What is expected
Write out the lines from the line containing "Give me the" through the final line of the listing below, exactly, omitting every other line.

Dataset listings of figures
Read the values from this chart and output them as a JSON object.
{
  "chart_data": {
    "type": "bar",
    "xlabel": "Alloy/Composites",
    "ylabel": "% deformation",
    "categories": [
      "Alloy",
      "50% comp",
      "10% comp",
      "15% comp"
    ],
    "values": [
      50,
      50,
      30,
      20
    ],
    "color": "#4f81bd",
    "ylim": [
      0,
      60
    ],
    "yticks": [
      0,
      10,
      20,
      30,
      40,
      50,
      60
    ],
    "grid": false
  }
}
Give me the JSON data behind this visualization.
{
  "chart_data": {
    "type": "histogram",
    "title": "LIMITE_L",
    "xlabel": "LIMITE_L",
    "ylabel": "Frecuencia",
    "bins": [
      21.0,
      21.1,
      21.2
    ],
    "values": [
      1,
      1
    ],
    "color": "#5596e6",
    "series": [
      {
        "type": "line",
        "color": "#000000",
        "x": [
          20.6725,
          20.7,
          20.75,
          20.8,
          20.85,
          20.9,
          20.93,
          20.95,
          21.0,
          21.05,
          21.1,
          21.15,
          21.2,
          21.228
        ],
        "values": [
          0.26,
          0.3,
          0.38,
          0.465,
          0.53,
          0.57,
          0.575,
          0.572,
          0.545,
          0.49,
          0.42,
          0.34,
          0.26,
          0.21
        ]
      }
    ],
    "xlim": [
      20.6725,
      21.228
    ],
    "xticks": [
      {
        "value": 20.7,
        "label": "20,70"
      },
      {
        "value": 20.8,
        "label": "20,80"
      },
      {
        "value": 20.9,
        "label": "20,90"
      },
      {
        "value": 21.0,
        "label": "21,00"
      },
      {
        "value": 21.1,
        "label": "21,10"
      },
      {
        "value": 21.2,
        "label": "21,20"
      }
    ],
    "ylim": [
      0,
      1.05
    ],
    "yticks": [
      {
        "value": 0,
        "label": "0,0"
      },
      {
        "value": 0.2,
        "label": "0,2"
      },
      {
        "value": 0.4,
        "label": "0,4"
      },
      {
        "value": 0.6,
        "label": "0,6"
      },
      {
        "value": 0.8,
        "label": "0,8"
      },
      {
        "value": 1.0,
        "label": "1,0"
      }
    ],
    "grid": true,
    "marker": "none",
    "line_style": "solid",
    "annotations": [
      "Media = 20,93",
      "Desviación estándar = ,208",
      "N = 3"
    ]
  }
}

Response to this task
Give me the JSON data behind this visualization.
{
  "chart_data": {
    "type": "histogram",
    "title": "LIMITE_L",
    "xlabel": "LIMITE_L",
    "ylabel": "Frecuencia",
    "bins": [
      21.0,
      21.1,
      21.2
    ],
    "values": [
      1,
      1
    ],
    "color": "#5596e6",
    "series": [
      {
        "type": "line",
        "color": "#000000",
        "x": [
          20.6725,
          20.7,
          20.75,
          20.8,
          20.85,
          20.9,
          20.93,
          20.95,
          21.0,
          21.05,
          21.1,
          21.15,
          21.2,
          21.228
        ],
        "values": [
          0.26,
          0.3,
          0.38,
          0.465,
          0.53,
          0.57,
          0.575,
          0.572,
          0.545,
          0.49,
          0.42,
          0.34,
          0.26,
          0.21
        ]
      }
    ],
    "xlim": [
      20.6725,
      21.228
    ],
    "xticks": [
      {
        "value": 20.7,
        "label": "20,70"
      },
      {
        "value": 20.8,
        "label": "20,80"
      },
      {
        "value": 20.9,
        "label": "20,90"
      },
      {
        "value": 21.0,
        "label": "21,00"
      },
      {
        "value": 21.1,
        "label": "21,10"
      },
      {
        "value": 21.2,
        "label": "21,20"
      }
    ],
    "ylim": [
      0,
      1.05
    ],
    "yticks": [
      {
        "value": 0,
        "label": "0,0"
      },
      {
        "value": 0.2,
        "label": "0,2"
      },
      {
        "value": 0.4,
        "label": "0,4"
      },
      {
        "value": 0.6,
        "label": "0,6"
      },
      {
        "value": 0.8,
        "label": "0,8"
      },
      {
        "value": 1.0,
        "label": "1,0"
      }
    ],
    "grid": true,
    "marker": "none",
    "line_style": "solid",
    "annotations": [
      "Media = 20,93",
      "Desviación estándar = ,208",
      "N = 3"
    ]
  }
}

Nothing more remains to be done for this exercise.